» WHAT YOU SHOULD DO
Quote the records below in full, exactly as given, with the images taken out.

» RECORDS SUPPLIED
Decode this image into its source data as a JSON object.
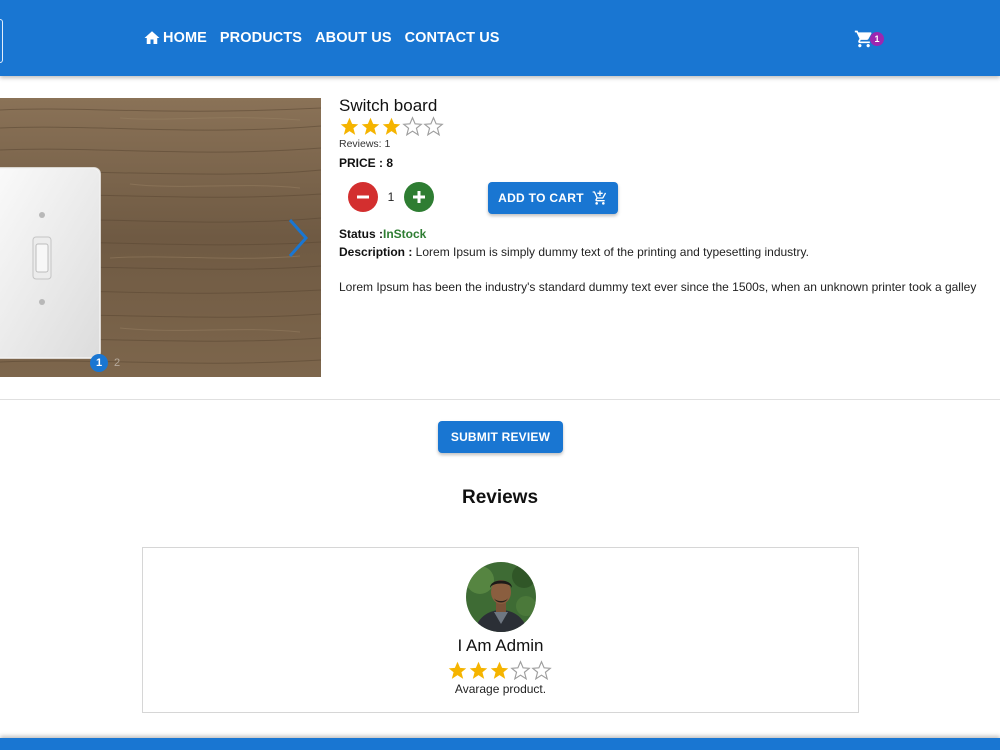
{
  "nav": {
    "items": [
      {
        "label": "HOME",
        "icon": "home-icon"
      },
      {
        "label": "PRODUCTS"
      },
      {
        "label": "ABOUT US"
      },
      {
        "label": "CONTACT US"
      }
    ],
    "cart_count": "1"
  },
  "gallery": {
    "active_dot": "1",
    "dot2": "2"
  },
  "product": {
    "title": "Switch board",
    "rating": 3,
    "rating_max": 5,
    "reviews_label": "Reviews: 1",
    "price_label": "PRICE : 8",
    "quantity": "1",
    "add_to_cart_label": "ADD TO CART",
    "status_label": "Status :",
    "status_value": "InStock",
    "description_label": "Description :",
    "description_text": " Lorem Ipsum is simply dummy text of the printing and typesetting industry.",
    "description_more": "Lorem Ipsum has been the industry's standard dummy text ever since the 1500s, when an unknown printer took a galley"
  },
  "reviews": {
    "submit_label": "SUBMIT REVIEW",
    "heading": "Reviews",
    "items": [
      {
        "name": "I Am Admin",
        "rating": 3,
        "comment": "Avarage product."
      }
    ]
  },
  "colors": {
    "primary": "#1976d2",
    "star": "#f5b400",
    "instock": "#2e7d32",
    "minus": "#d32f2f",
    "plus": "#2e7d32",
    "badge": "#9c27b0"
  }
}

» COMPLETED EXERCISE
Decode this image into its source data as a JSON object.
{
  "nav": {
    "items": [
      {
        "label": "HOME",
        "icon": "home-icon"
      },
      {
        "label": "PRODUCTS"
      },
      {
        "label": "ABOUT US"
      },
      {
        "label": "CONTACT US"
      }
    ],
    "cart_count": "1"
  },
  "gallery": {
    "active_dot": "1",
    "dot2": "2"
  },
  "product": {
    "title": "Switch board",
    "rating": 3,
    "rating_max": 5,
    "reviews_label": "Reviews: 1",
    "price_label": "PRICE : 8",
    "quantity": "1",
    "add_to_cart_label": "ADD TO CART",
    "status_label": "Status :",
    "status_value": "InStock",
    "description_label": "Description :",
    "description_text": " Lorem Ipsum is simply dummy text of the printing and typesetting industry.",
    "description_more": "Lorem Ipsum has been the industry's standard dummy text ever since the 1500s, when an unknown printer took a galley"
  },
  "reviews": {
    "submit_label": "SUBMIT REVIEW",
    "heading": "Reviews",
    "items": [
      {
        "name": "I Am Admin",
        "rating": 3,
        "comment": "Avarage product."
      }
    ]
  },
  "colors": {
    "primary": "#1976d2",
    "star": "#f5b400",
    "instock": "#2e7d32",
    "minus": "#d32f2f",
    "plus": "#2e7d32",
    "badge": "#9c27b0"
  }
}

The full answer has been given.